====== INPUT FOR THIS TASK

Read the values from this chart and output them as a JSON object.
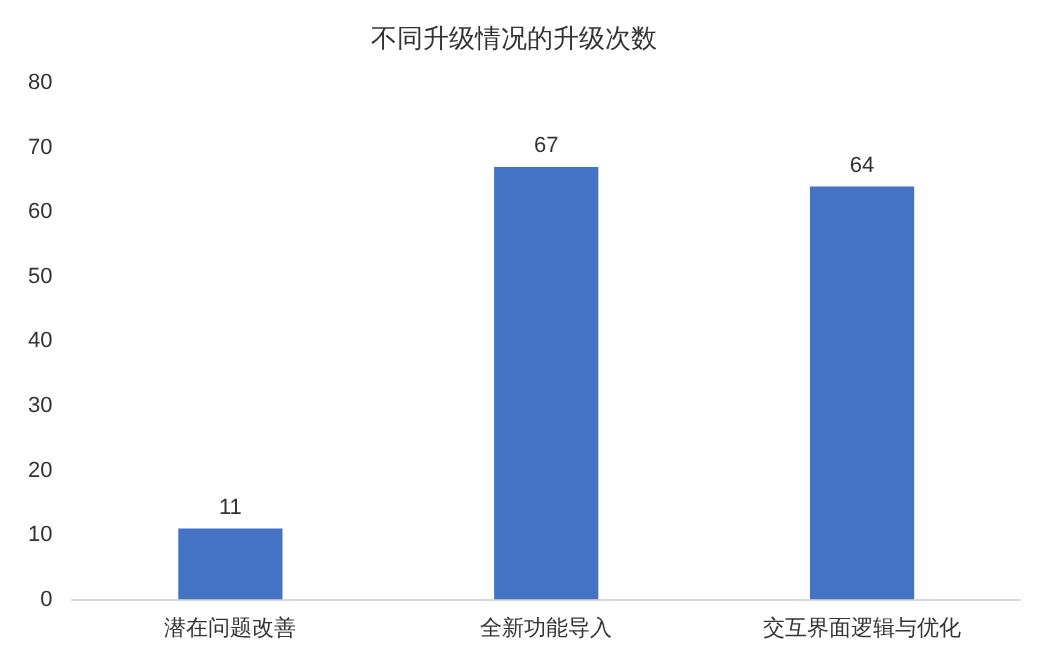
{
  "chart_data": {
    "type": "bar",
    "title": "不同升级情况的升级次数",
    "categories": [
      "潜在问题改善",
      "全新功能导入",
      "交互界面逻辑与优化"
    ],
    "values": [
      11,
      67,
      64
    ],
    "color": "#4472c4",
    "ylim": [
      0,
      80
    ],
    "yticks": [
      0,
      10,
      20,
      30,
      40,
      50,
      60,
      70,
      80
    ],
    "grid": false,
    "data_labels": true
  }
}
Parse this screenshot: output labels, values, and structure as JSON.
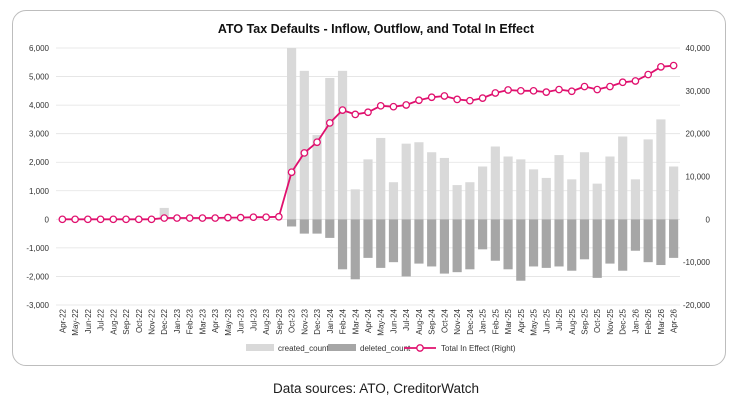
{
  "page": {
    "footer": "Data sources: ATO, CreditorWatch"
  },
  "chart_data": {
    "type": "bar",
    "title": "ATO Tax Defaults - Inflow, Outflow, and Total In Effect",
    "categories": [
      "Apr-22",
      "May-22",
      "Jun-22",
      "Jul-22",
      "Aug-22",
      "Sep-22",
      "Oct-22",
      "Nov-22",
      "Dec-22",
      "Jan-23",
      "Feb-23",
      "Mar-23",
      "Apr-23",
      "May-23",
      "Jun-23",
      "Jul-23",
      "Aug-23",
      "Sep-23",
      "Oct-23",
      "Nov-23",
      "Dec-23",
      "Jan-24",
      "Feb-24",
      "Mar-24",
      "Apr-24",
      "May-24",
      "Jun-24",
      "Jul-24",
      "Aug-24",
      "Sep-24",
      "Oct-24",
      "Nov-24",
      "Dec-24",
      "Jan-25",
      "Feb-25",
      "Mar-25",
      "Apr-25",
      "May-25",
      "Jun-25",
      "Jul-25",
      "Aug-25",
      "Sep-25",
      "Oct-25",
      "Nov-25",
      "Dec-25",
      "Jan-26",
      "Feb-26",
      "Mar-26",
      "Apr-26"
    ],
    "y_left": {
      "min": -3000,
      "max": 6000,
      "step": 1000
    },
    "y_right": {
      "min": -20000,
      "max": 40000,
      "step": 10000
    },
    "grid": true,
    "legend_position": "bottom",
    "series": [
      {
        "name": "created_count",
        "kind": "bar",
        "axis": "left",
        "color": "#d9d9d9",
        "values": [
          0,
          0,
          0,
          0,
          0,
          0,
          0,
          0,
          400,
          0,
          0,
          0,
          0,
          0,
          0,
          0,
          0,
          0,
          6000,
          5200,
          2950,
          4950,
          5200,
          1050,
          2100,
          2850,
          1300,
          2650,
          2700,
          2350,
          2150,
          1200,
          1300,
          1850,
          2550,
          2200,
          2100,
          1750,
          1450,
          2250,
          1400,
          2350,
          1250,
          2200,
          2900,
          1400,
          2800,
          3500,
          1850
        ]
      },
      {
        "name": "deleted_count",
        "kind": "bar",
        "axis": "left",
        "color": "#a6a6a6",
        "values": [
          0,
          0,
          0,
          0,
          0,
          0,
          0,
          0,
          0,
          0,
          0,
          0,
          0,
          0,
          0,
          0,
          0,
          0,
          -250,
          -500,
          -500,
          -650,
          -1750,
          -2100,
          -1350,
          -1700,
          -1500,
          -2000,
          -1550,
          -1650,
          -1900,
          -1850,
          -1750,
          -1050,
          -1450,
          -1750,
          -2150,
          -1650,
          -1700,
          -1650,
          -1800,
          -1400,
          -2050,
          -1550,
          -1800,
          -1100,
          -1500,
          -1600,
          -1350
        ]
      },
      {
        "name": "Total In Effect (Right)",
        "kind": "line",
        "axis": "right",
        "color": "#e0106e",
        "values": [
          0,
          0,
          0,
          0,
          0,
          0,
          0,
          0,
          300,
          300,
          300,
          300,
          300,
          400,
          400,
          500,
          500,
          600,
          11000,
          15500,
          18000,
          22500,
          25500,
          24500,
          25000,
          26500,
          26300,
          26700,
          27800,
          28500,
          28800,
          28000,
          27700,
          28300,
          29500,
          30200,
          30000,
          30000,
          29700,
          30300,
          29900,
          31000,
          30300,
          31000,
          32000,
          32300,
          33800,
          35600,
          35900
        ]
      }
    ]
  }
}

============
====== INPUT FOR THIS TASK

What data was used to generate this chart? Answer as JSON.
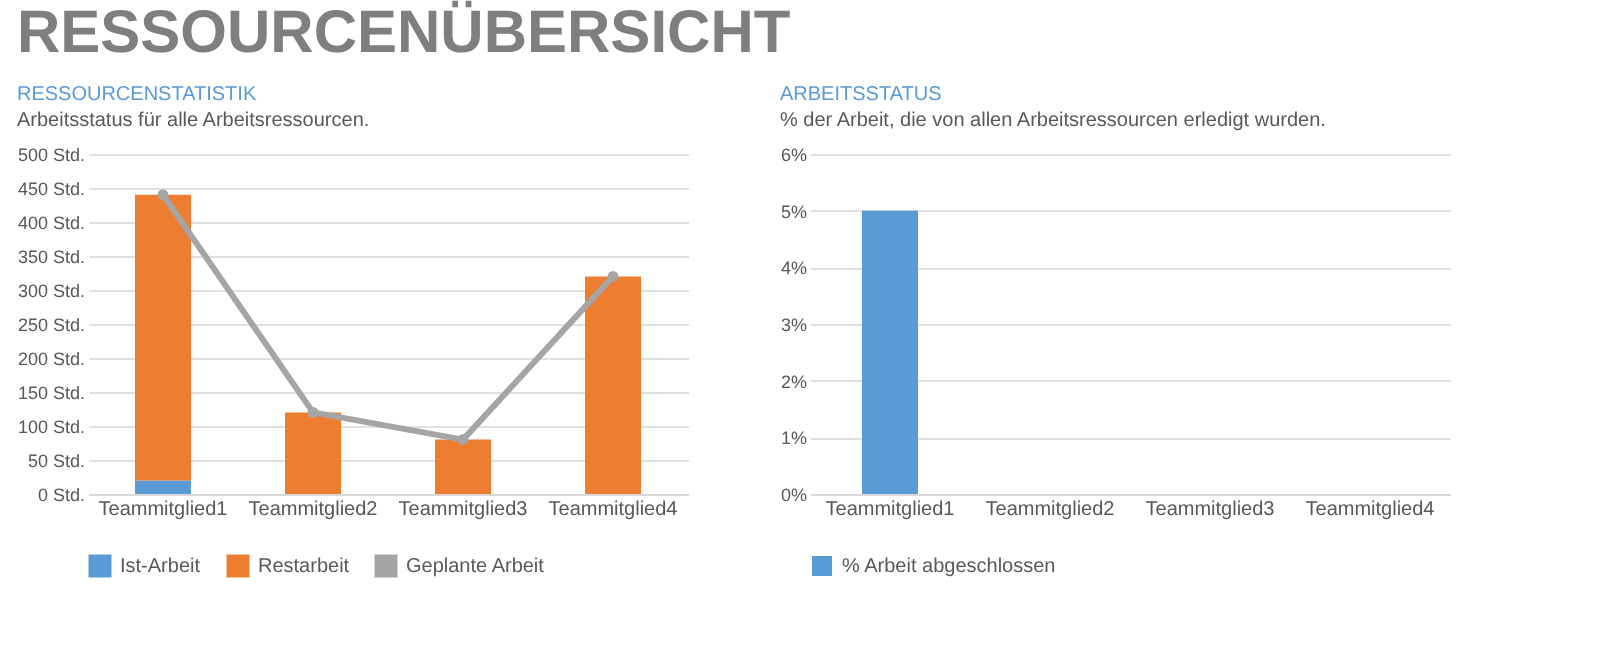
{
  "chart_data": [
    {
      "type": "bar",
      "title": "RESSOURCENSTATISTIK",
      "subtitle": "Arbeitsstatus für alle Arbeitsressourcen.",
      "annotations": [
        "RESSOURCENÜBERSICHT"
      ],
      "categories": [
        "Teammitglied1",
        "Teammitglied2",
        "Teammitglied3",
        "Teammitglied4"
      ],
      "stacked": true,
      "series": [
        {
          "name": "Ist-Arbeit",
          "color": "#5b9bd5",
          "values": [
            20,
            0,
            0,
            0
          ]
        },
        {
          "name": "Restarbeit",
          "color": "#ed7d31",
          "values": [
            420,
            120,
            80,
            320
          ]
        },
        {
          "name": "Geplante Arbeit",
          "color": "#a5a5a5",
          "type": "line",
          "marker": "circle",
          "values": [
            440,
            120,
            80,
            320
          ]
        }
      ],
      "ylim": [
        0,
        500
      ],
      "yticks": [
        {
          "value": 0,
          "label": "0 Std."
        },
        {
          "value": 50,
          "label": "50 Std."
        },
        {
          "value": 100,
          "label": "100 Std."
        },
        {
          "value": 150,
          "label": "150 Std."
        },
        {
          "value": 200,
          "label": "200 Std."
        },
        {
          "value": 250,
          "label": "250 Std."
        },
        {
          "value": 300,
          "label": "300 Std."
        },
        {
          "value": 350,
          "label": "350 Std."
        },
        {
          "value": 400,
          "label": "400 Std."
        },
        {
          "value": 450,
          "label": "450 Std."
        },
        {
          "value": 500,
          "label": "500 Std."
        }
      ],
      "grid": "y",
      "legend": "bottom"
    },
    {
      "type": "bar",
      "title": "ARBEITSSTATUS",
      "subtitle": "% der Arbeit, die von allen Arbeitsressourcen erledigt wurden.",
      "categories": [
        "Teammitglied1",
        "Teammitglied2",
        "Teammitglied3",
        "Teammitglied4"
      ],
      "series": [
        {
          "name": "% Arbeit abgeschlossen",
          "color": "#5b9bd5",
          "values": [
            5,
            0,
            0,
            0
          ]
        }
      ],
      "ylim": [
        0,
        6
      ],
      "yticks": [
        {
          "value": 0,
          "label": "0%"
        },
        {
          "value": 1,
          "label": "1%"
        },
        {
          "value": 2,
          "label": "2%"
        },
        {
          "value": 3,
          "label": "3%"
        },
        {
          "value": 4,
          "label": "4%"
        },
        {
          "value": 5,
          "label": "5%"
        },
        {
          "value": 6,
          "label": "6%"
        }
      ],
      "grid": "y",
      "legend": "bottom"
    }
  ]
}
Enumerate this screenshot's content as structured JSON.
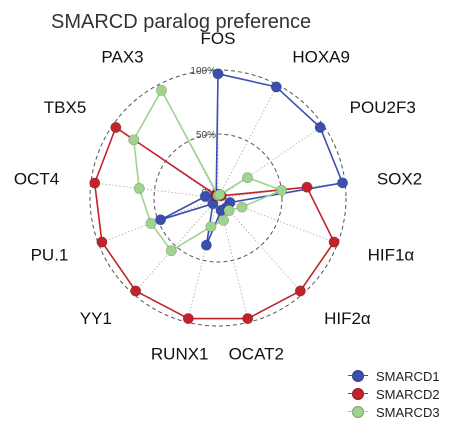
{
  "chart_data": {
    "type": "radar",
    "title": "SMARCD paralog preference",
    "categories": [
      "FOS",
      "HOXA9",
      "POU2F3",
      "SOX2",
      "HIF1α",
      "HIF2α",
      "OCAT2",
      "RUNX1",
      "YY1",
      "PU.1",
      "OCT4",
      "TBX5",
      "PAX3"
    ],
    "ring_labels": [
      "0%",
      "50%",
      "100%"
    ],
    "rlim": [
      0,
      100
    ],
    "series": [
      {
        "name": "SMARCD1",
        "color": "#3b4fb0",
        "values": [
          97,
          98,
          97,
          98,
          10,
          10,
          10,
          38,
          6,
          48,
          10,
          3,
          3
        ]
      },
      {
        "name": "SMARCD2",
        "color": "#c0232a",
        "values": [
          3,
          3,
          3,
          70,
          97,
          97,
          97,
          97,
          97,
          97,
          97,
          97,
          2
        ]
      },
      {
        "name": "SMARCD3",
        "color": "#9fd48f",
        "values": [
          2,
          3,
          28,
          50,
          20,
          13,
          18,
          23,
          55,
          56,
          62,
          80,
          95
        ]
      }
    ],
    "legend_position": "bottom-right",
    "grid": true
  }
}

============

#### EXERCISE INSTRUCTIONS
Work out how many lines in the records above contain the word "subtitle", and reply with that number alone.

#### OUTPUT FOR THIS TASK
2